_WHAT YOU ARE ASKED TO DO_: Go through the records and copy each line where the word "screenshot" occurs.

_RAW DATA_:

----

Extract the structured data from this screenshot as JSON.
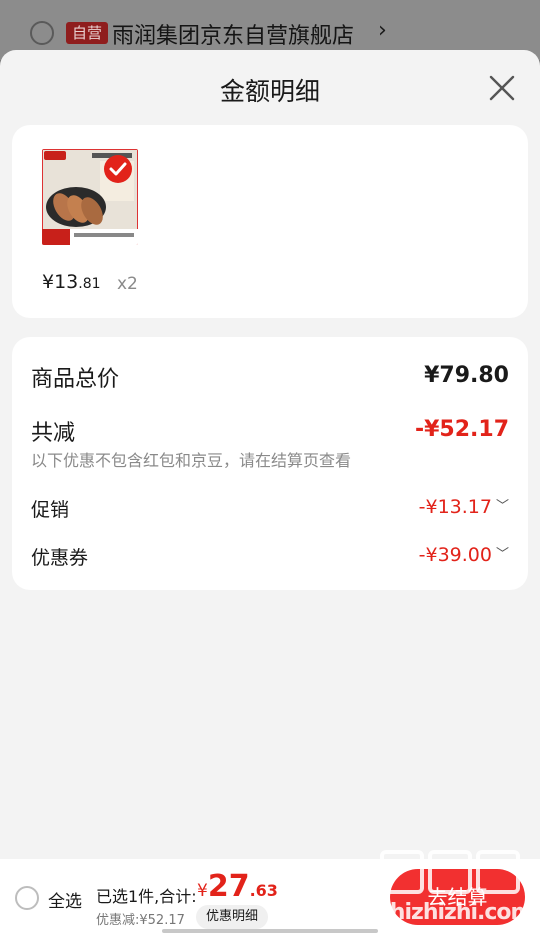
{
  "store": {
    "tag": "自营",
    "name": "雨润集团京东自营旗舰店",
    "chevron": "›"
  },
  "sheet": {
    "title": "金额明细",
    "close_icon": "close-icon"
  },
  "product": {
    "image_icon": "product-image",
    "price_int": "¥13",
    "price_dec": ".81",
    "quantity": "x2",
    "selected": true
  },
  "summary": {
    "total_label": "商品总价",
    "total_value": "¥79.80",
    "reduce_label": "共减",
    "reduce_value": "-¥52.17",
    "note": "以下优惠不包含红包和京豆，请在结算页查看",
    "promo_label": "促销",
    "promo_value": "-¥13.17",
    "coupon_label": "优惠券",
    "coupon_value": "-¥39.00"
  },
  "bottom": {
    "select_all": "全选",
    "selected_count": "已选1件,合计:",
    "currency": "¥",
    "total_int": "27",
    "total_dec": ".63",
    "discount": "优惠减:¥52.17",
    "detail_button": "优惠明细",
    "checkout_button": "去结算"
  },
  "watermark": {
    "text": "zhizhizhi.com"
  },
  "colors": {
    "accent": "#e2231a",
    "sheet_bg": "#f3f3f3",
    "card_bg": "#ffffff"
  }
}
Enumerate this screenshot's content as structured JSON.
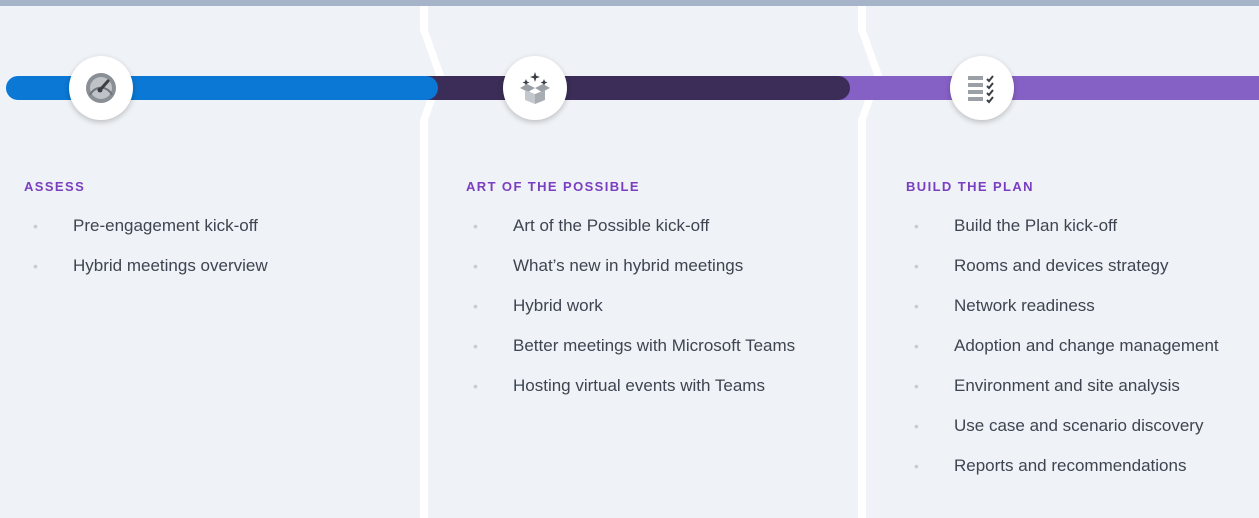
{
  "colors": {
    "background": "#eff2f6",
    "top_bar": "#a5b4c8",
    "assess": "#0a78d4",
    "art_of_the_possible": "#3b2d57",
    "build_the_plan": "#8661c5",
    "heading": "#7a3fc0",
    "bullet": "#c9cbd4"
  },
  "phases": [
    {
      "icon": "speedometer-icon",
      "heading": "ASSESS",
      "items": [
        "Pre-engagement kick-off",
        "Hybrid meetings overview"
      ]
    },
    {
      "icon": "sparkle-box-icon",
      "heading": "ART OF THE POSSIBLE",
      "items": [
        "Art of the Possible kick-off",
        "What’s new in hybrid meetings",
        "Hybrid work",
        "Better meetings with Microsoft Teams",
        "Hosting virtual events with Teams"
      ]
    },
    {
      "icon": "checklist-icon",
      "heading": "BUILD THE PLAN",
      "items": [
        "Build the Plan kick-off",
        "Rooms and devices strategy",
        "Network readiness",
        "Adoption and change management",
        "Environment and site analysis",
        "Use case and scenario discovery",
        "Reports and recommendations"
      ]
    }
  ]
}
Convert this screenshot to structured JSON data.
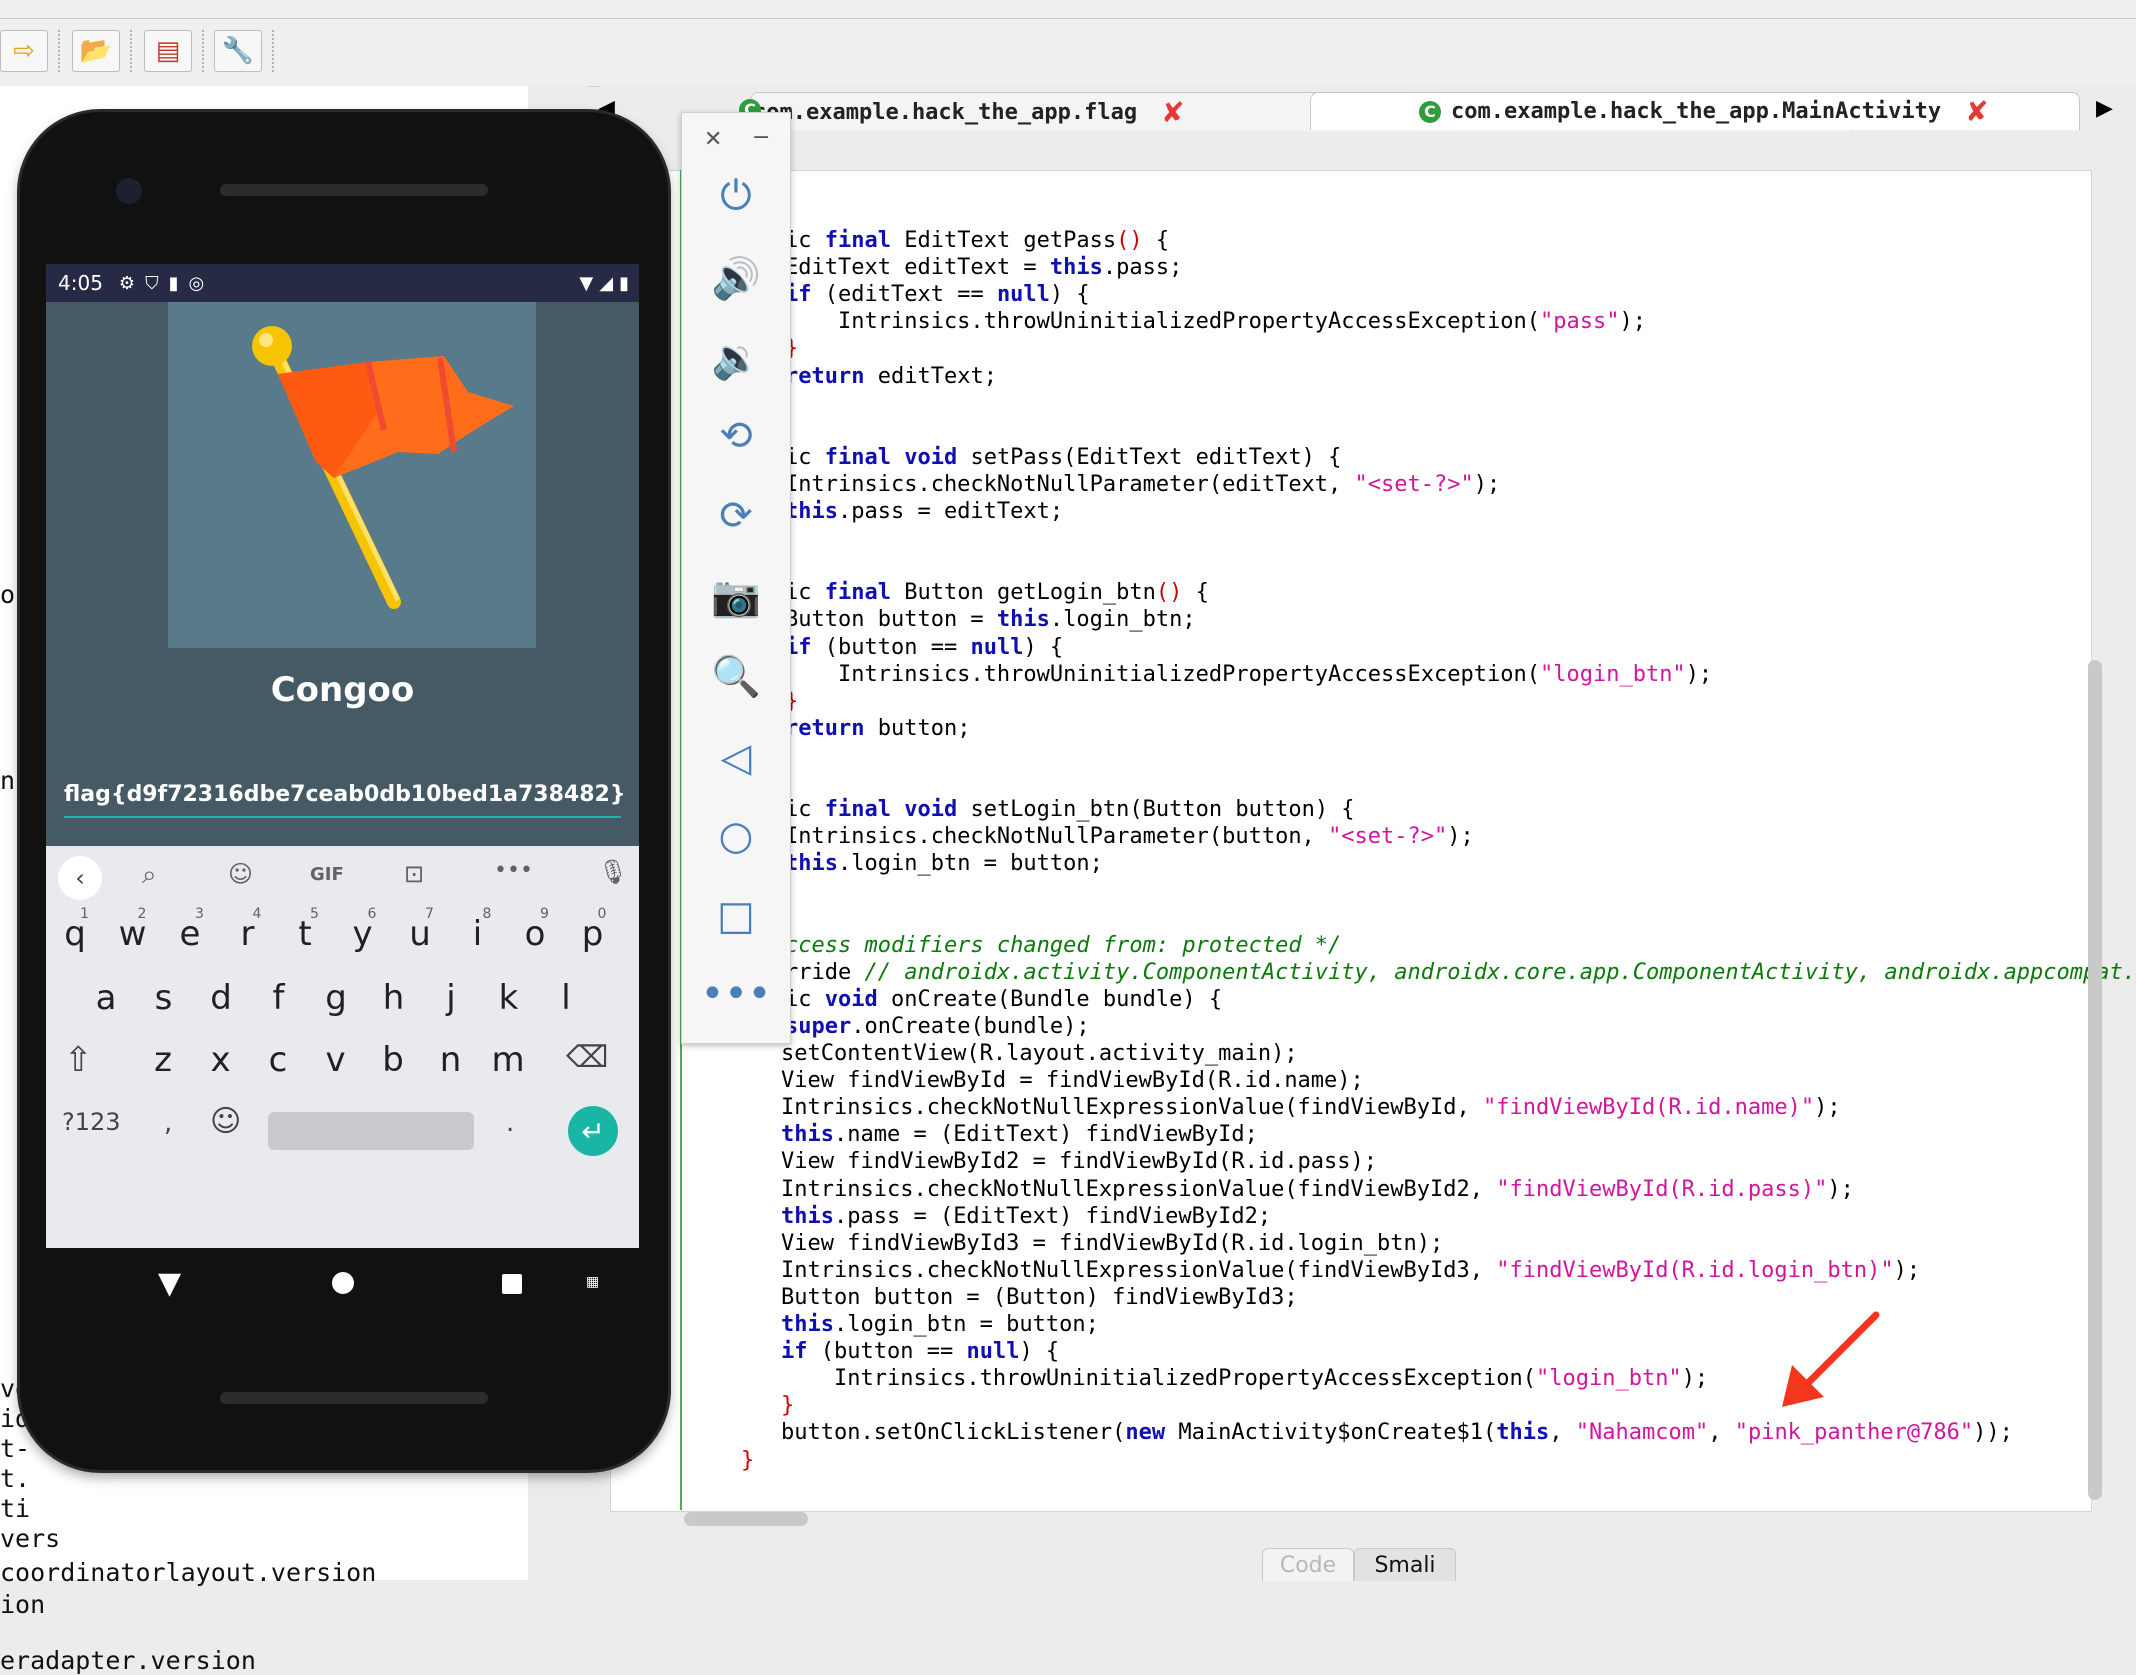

----

_COMPLETED EXERCISE_:
Extract the structured data from this screenshot as JSON.
Enumerate this screenshot's content as structured JSON.
Convert this screenshot to structured JSON data.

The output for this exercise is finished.